Goal of the exercise: Say how many lines contain "JSON", using only the number.

Entries shown:
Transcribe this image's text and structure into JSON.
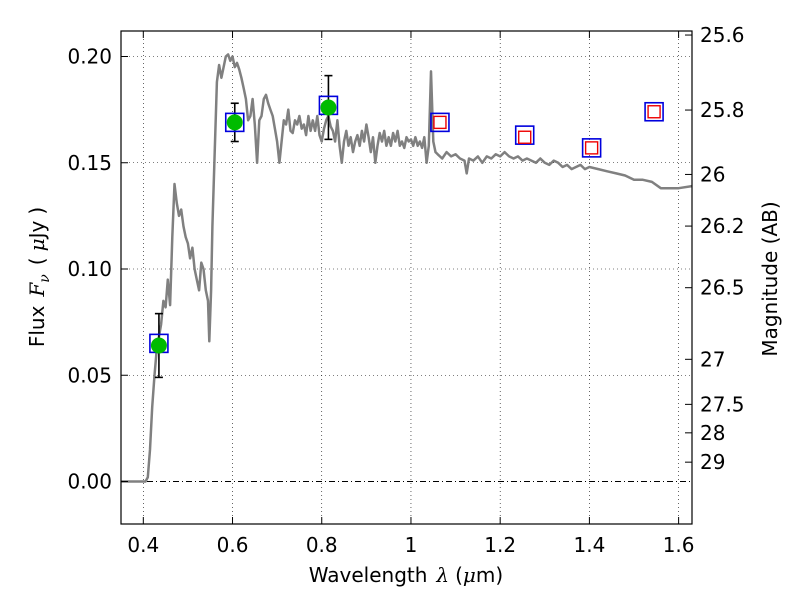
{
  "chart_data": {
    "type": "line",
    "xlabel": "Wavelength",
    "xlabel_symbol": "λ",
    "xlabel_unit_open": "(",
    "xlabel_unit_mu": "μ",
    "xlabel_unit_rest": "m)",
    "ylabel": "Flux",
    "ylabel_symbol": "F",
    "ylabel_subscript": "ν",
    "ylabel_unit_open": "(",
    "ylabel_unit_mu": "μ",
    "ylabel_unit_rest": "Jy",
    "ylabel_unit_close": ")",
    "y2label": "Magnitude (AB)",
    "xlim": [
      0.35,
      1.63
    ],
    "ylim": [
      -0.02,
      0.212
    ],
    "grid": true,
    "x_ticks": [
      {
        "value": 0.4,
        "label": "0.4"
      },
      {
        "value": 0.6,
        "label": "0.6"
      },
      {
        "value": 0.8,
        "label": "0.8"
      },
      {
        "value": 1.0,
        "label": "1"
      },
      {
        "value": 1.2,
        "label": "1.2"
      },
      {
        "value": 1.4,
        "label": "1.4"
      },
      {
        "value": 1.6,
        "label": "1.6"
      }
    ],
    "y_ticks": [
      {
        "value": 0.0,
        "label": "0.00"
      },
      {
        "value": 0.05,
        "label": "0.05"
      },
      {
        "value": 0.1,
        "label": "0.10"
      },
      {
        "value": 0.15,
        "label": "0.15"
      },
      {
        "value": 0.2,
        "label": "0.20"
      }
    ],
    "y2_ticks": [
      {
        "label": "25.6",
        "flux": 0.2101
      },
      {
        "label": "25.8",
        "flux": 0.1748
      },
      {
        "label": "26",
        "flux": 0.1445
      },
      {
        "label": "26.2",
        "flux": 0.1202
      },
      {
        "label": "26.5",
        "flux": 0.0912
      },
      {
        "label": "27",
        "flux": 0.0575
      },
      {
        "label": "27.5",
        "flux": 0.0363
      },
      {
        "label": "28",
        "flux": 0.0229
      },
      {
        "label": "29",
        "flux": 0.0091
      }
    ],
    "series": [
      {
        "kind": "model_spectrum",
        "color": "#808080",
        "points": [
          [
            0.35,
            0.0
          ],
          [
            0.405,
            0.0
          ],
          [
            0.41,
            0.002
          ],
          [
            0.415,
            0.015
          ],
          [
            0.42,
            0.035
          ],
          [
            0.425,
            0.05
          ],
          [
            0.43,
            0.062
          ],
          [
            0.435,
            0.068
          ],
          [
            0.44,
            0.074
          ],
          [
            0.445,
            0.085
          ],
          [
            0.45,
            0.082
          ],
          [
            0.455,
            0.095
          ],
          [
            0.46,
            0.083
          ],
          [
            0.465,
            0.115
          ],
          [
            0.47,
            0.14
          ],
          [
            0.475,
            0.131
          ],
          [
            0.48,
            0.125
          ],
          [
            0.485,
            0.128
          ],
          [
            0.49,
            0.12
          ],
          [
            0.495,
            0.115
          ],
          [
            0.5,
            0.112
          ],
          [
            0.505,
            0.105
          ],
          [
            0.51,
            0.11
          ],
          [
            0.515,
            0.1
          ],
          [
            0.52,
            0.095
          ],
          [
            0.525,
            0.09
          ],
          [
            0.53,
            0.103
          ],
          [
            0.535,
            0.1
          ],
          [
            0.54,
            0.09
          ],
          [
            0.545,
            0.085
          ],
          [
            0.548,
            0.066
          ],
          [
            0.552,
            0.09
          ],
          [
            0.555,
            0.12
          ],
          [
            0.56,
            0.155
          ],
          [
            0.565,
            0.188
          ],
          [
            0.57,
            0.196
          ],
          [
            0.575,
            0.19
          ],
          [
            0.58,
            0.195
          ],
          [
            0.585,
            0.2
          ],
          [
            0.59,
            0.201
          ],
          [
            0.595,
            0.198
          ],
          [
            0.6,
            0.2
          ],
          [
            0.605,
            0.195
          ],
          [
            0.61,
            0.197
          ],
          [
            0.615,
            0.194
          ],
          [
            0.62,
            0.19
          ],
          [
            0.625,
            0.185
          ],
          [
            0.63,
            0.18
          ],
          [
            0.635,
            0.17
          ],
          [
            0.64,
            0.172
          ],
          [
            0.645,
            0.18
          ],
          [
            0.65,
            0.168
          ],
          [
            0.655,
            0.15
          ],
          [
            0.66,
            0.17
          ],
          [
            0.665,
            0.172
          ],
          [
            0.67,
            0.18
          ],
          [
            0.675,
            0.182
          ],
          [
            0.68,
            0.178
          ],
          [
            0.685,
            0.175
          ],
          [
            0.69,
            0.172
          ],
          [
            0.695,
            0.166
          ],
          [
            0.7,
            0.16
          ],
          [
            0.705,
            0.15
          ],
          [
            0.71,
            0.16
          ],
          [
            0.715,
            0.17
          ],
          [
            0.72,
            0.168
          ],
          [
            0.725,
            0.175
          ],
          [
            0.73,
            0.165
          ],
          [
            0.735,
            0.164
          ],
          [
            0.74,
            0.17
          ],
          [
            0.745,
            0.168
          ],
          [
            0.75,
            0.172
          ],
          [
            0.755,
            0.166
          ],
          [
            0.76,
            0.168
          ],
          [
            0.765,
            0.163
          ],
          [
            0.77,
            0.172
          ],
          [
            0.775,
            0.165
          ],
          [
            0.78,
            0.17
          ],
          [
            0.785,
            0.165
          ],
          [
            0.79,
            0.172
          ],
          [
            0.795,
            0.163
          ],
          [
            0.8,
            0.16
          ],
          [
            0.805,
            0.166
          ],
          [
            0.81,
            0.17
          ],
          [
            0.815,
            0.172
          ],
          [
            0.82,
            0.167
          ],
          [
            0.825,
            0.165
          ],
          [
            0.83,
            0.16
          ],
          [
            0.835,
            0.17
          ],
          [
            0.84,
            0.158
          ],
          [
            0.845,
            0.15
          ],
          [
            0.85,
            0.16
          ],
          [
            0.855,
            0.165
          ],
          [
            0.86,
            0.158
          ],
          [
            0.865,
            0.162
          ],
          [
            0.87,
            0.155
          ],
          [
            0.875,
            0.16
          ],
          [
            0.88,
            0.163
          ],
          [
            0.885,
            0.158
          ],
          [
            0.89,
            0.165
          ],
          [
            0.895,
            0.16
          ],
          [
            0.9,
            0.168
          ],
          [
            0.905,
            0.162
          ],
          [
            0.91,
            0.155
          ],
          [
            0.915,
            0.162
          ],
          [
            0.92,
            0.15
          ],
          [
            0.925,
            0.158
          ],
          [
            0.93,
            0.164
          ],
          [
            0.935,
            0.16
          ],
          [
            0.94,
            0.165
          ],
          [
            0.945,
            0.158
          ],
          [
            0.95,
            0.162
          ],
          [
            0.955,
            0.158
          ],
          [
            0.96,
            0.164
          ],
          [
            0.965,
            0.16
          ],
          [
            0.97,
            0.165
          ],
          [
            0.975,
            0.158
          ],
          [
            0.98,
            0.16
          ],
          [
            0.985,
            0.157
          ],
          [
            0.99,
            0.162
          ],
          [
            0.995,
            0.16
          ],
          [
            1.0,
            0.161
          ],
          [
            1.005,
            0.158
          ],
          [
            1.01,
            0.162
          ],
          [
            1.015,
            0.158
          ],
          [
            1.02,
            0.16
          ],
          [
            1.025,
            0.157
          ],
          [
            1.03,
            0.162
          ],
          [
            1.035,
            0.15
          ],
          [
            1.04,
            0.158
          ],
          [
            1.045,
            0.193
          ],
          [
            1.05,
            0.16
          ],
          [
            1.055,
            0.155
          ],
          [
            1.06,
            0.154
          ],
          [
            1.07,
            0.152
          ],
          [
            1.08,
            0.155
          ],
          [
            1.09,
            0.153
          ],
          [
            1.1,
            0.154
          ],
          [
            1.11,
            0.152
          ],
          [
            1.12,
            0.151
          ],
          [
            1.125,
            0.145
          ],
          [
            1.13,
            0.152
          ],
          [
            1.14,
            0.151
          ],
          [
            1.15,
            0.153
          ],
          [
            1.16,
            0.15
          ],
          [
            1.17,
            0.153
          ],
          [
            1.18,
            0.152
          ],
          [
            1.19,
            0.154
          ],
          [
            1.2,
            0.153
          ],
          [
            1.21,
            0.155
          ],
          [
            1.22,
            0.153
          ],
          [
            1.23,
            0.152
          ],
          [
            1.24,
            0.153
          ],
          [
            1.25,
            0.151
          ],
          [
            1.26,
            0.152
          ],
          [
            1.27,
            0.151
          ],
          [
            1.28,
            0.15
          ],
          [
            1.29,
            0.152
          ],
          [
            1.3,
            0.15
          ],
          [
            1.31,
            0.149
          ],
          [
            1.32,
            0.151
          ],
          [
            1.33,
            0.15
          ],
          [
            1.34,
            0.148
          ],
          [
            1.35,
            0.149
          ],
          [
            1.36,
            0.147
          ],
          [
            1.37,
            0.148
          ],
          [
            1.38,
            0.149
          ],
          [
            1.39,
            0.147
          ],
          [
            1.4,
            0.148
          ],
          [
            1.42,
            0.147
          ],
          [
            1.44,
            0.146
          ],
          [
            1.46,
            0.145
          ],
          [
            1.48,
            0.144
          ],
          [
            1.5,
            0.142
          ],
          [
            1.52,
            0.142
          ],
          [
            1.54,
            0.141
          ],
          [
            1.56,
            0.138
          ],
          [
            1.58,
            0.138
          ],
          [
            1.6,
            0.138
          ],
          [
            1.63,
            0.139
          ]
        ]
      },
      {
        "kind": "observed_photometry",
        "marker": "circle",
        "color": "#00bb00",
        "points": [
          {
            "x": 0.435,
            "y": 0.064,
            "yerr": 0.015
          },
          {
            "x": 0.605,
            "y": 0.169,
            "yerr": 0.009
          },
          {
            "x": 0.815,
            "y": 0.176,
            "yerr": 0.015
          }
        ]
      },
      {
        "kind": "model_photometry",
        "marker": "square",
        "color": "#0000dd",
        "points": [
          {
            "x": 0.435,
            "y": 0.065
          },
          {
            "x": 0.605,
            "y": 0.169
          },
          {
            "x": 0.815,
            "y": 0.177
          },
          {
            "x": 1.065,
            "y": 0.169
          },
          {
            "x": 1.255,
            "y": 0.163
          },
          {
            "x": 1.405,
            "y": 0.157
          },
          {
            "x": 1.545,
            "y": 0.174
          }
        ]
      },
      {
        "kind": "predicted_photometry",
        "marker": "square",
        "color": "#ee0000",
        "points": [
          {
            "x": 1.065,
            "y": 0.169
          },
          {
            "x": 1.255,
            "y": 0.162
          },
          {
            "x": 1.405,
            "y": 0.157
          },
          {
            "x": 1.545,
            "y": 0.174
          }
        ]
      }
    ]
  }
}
==
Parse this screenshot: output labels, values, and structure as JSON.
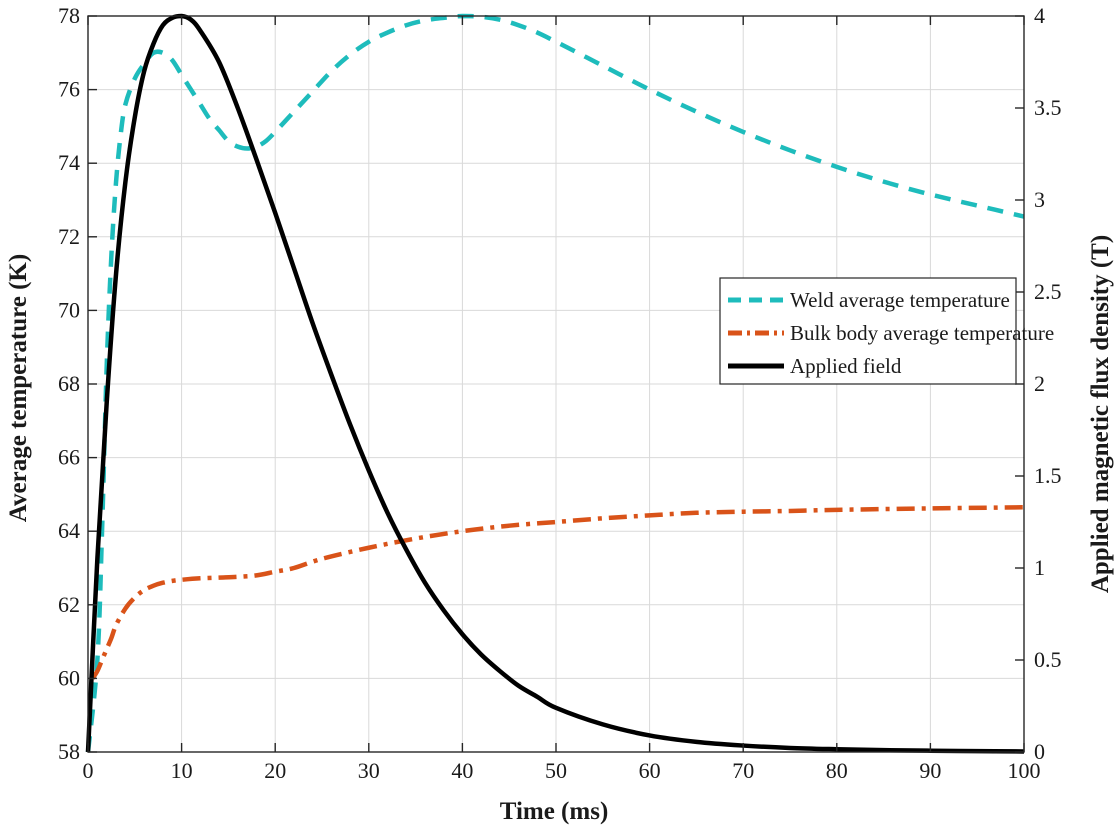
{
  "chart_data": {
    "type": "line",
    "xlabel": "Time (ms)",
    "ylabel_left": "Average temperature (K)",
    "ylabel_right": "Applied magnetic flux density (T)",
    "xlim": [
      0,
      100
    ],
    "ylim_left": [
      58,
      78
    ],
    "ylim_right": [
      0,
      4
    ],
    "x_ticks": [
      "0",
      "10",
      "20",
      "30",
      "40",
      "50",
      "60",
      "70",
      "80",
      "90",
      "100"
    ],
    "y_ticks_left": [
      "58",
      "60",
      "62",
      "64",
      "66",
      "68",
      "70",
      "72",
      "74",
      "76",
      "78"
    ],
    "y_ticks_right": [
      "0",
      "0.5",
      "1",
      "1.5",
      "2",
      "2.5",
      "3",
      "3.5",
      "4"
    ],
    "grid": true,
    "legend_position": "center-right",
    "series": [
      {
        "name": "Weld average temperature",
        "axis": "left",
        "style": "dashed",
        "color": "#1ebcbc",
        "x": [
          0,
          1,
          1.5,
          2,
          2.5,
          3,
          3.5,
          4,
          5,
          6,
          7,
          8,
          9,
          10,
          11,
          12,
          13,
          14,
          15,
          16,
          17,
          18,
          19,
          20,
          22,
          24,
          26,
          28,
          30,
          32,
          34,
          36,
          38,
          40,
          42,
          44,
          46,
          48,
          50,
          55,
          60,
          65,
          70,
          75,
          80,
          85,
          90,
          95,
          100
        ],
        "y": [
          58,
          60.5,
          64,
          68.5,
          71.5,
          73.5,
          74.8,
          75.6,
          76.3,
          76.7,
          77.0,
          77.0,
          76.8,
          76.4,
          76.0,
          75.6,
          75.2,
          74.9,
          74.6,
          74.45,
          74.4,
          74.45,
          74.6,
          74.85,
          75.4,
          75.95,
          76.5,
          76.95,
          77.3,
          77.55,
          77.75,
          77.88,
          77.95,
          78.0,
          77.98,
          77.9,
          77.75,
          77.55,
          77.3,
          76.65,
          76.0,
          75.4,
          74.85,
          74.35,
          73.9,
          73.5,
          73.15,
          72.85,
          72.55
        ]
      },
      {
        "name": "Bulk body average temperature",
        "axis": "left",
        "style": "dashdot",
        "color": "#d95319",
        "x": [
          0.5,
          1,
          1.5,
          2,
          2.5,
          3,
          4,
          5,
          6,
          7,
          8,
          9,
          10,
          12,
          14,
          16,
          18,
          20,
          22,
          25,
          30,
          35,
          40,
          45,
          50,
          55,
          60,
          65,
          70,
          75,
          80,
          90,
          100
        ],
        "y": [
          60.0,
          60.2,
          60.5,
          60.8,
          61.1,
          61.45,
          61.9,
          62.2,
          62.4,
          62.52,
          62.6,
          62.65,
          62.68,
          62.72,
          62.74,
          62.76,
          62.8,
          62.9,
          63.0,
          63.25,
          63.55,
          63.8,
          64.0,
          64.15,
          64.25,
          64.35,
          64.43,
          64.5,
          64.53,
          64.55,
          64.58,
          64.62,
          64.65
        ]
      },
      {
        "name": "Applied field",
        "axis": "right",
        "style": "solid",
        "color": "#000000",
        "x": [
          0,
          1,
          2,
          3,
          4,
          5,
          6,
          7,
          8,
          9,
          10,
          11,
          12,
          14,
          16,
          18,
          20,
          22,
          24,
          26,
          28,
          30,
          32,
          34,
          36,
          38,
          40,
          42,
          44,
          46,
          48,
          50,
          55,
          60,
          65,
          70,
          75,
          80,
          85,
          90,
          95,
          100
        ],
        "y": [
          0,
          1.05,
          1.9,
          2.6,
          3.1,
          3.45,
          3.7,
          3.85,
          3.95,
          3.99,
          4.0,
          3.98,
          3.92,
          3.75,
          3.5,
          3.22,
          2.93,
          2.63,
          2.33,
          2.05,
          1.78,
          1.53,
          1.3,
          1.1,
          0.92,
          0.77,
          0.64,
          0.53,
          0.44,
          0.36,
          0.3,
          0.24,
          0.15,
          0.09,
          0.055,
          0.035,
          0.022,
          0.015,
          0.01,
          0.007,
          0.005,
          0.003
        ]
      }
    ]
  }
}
...
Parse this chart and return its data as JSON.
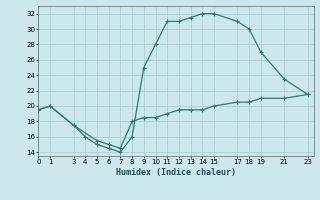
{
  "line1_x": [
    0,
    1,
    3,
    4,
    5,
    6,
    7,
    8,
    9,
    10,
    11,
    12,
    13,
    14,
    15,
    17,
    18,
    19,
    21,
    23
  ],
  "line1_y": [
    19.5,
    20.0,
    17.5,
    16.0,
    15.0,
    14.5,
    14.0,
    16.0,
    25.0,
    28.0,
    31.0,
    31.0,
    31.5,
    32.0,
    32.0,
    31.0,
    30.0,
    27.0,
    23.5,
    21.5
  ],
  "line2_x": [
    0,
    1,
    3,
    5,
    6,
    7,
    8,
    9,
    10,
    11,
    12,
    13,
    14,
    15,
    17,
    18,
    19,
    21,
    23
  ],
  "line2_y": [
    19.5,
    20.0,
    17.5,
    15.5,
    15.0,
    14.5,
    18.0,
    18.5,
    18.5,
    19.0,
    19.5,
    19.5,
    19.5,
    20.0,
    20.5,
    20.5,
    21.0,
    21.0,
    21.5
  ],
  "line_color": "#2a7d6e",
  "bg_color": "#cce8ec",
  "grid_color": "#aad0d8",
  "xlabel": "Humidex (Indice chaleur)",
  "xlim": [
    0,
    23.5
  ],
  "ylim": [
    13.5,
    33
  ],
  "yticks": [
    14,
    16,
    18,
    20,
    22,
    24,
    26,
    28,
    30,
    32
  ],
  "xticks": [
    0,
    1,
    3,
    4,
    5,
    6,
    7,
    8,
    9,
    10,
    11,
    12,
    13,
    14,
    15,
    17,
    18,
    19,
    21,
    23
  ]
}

Full answer: 3